═══ Provided data ═══

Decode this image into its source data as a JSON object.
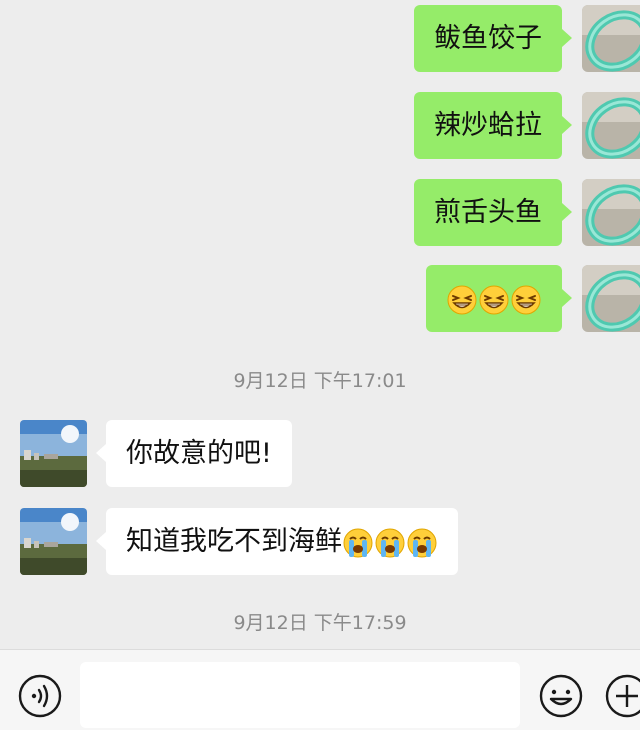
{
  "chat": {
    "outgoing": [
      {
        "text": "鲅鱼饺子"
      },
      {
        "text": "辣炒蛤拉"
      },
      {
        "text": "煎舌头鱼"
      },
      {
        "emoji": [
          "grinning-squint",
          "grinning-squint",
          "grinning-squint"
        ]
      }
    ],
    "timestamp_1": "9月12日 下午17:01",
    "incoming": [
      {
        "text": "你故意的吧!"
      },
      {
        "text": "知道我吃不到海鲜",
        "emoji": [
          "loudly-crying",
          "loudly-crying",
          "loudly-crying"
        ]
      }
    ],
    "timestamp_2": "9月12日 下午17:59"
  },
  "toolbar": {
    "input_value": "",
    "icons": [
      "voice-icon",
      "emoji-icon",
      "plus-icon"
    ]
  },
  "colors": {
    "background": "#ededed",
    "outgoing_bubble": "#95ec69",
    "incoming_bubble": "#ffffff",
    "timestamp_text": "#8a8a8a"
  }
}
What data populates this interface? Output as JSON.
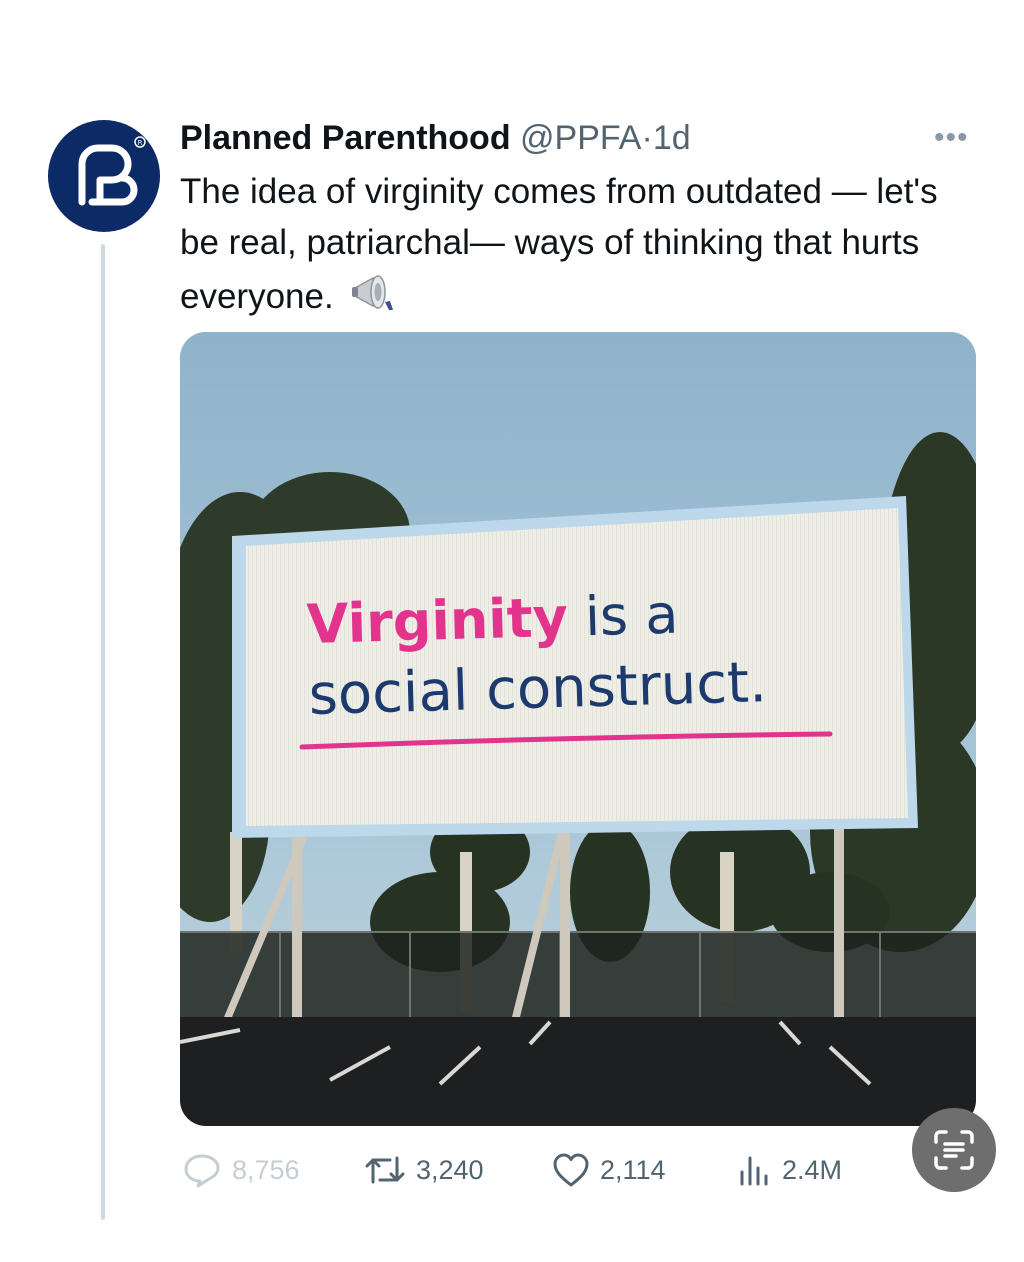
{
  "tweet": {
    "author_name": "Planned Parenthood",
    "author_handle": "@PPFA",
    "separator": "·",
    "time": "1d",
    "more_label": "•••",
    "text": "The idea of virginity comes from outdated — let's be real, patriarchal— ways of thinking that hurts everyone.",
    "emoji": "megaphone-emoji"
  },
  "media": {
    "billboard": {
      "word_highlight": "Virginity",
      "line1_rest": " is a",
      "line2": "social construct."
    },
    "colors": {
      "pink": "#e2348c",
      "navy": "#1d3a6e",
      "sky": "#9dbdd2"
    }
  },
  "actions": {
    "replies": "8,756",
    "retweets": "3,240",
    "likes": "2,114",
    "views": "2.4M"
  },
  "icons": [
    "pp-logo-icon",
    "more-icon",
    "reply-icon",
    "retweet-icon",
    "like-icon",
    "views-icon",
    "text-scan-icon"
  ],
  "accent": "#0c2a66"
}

═══

▶ Instructions for the task:
Each line of the data should be quoted exactly, with pictures left out.

▶ Answer for the task:
Decode this image into its source data as a JSON object.
{
  "chat": {
    "outgoing": [
      {
        "text": "鲅鱼饺子"
      },
      {
        "text": "辣炒蛤拉"
      },
      {
        "text": "煎舌头鱼"
      },
      {
        "emoji": [
          "grinning-squint",
          "grinning-squint",
          "grinning-squint"
        ]
      }
    ],
    "timestamp_1": "9月12日 下午17:01",
    "incoming": [
      {
        "text": "你故意的吧!"
      },
      {
        "text": "知道我吃不到海鲜",
        "emoji": [
          "loudly-crying",
          "loudly-crying",
          "loudly-crying"
        ]
      }
    ],
    "timestamp_2": "9月12日 下午17:59"
  },
  "toolbar": {
    "input_value": "",
    "icons": [
      "voice-icon",
      "emoji-icon",
      "plus-icon"
    ]
  },
  "colors": {
    "background": "#ededed",
    "outgoing_bubble": "#95ec69",
    "incoming_bubble": "#ffffff",
    "timestamp_text": "#8a8a8a"
  }
}
What data populates this interface? Output as JSON.
{
  "tweet": {
    "author_name": "Planned Parenthood",
    "author_handle": "@PPFA",
    "separator": "·",
    "time": "1d",
    "more_label": "•••",
    "text": "The idea of virginity comes from outdated — let's be real, patriarchal— ways of thinking that hurts everyone.",
    "emoji": "megaphone-emoji"
  },
  "media": {
    "billboard": {
      "word_highlight": "Virginity",
      "line1_rest": " is a",
      "line2": "social construct."
    },
    "colors": {
      "pink": "#e2348c",
      "navy": "#1d3a6e",
      "sky": "#9dbdd2"
    }
  },
  "actions": {
    "replies": "8,756",
    "retweets": "3,240",
    "likes": "2,114",
    "views": "2.4M"
  },
  "icons": [
    "pp-logo-icon",
    "more-icon",
    "reply-icon",
    "retweet-icon",
    "like-icon",
    "views-icon",
    "text-scan-icon"
  ],
  "accent": "#0c2a66"
}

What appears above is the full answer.